→ DATA FOR THIS TASK:
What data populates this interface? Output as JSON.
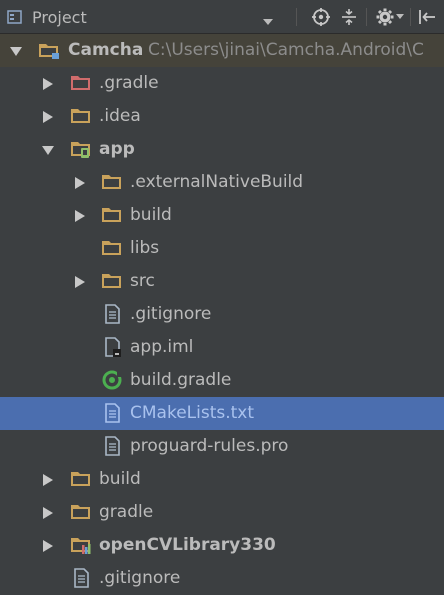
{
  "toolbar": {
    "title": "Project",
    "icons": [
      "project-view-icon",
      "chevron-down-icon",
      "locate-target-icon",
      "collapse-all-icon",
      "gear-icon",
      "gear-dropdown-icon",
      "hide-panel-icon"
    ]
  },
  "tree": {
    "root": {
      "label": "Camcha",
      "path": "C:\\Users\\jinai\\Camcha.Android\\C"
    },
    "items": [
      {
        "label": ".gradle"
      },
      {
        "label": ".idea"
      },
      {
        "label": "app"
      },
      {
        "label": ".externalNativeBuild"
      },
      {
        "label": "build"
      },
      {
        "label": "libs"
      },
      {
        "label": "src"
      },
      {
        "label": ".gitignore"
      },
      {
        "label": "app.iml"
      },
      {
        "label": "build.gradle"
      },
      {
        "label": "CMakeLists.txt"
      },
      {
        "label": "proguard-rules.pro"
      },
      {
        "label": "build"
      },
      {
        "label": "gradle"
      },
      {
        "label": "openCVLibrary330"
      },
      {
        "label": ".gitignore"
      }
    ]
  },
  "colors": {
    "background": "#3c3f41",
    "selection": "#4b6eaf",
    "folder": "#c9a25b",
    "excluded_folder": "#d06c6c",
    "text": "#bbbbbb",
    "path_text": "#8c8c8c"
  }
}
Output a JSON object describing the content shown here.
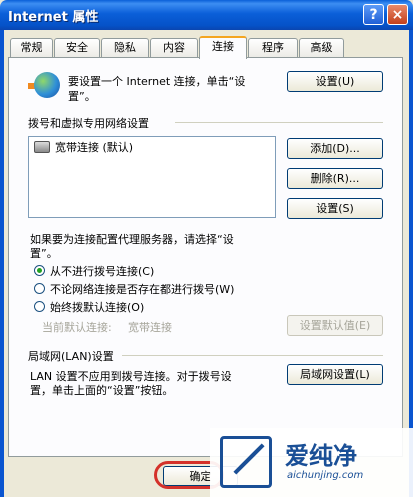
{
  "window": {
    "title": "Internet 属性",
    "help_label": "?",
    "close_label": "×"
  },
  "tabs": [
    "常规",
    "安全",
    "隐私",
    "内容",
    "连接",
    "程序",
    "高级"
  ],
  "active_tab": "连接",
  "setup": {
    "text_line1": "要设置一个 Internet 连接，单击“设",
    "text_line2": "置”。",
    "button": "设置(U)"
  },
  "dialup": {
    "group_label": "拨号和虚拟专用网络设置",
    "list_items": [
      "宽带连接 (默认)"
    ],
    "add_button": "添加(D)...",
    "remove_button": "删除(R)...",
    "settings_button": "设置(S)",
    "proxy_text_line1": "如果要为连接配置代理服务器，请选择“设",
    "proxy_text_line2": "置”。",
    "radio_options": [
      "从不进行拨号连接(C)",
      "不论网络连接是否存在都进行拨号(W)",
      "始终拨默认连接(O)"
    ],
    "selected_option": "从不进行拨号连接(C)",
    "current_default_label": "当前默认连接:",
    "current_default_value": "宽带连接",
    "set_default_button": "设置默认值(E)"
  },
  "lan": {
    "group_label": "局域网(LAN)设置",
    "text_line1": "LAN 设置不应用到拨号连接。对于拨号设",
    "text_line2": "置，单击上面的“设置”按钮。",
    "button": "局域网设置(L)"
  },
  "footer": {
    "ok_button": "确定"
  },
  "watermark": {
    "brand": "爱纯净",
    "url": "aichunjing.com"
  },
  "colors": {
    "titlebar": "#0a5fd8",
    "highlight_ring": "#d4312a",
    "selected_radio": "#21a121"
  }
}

→ GIVEN REQUEST: Reproduce the entries above without change, omitting all pictures.

→ SOLUTION:
What data populates this interface? Output as JSON.
{
  "toolbar": {
    "title": "Project",
    "icons": [
      "project-view-icon",
      "chevron-down-icon",
      "locate-target-icon",
      "collapse-all-icon",
      "gear-icon",
      "gear-dropdown-icon",
      "hide-panel-icon"
    ]
  },
  "tree": {
    "root": {
      "label": "Camcha",
      "path": "C:\\Users\\jinai\\Camcha.Android\\C"
    },
    "items": [
      {
        "label": ".gradle"
      },
      {
        "label": ".idea"
      },
      {
        "label": "app"
      },
      {
        "label": ".externalNativeBuild"
      },
      {
        "label": "build"
      },
      {
        "label": "libs"
      },
      {
        "label": "src"
      },
      {
        "label": ".gitignore"
      },
      {
        "label": "app.iml"
      },
      {
        "label": "build.gradle"
      },
      {
        "label": "CMakeLists.txt"
      },
      {
        "label": "proguard-rules.pro"
      },
      {
        "label": "build"
      },
      {
        "label": "gradle"
      },
      {
        "label": "openCVLibrary330"
      },
      {
        "label": ".gitignore"
      }
    ]
  },
  "colors": {
    "background": "#3c3f41",
    "selection": "#4b6eaf",
    "folder": "#c9a25b",
    "excluded_folder": "#d06c6c",
    "text": "#bbbbbb",
    "path_text": "#8c8c8c"
  }
}
Output a JSON object describing the content shown here.
{
  "window": {
    "title": "Internet 属性",
    "help_label": "?",
    "close_label": "×"
  },
  "tabs": [
    "常规",
    "安全",
    "隐私",
    "内容",
    "连接",
    "程序",
    "高级"
  ],
  "active_tab": "连接",
  "setup": {
    "text_line1": "要设置一个 Internet 连接，单击“设",
    "text_line2": "置”。",
    "button": "设置(U)"
  },
  "dialup": {
    "group_label": "拨号和虚拟专用网络设置",
    "list_items": [
      "宽带连接 (默认)"
    ],
    "add_button": "添加(D)...",
    "remove_button": "删除(R)...",
    "settings_button": "设置(S)",
    "proxy_text_line1": "如果要为连接配置代理服务器，请选择“设",
    "proxy_text_line2": "置”。",
    "radio_options": [
      "从不进行拨号连接(C)",
      "不论网络连接是否存在都进行拨号(W)",
      "始终拨默认连接(O)"
    ],
    "selected_option": "从不进行拨号连接(C)",
    "current_default_label": "当前默认连接:",
    "current_default_value": "宽带连接",
    "set_default_button": "设置默认值(E)"
  },
  "lan": {
    "group_label": "局域网(LAN)设置",
    "text_line1": "LAN 设置不应用到拨号连接。对于拨号设",
    "text_line2": "置，单击上面的“设置”按钮。",
    "button": "局域网设置(L)"
  },
  "footer": {
    "ok_button": "确定"
  },
  "watermark": {
    "brand": "爱纯净",
    "url": "aichunjing.com"
  },
  "colors": {
    "titlebar": "#0a5fd8",
    "highlight_ring": "#d4312a",
    "selected_radio": "#21a121"
  }
}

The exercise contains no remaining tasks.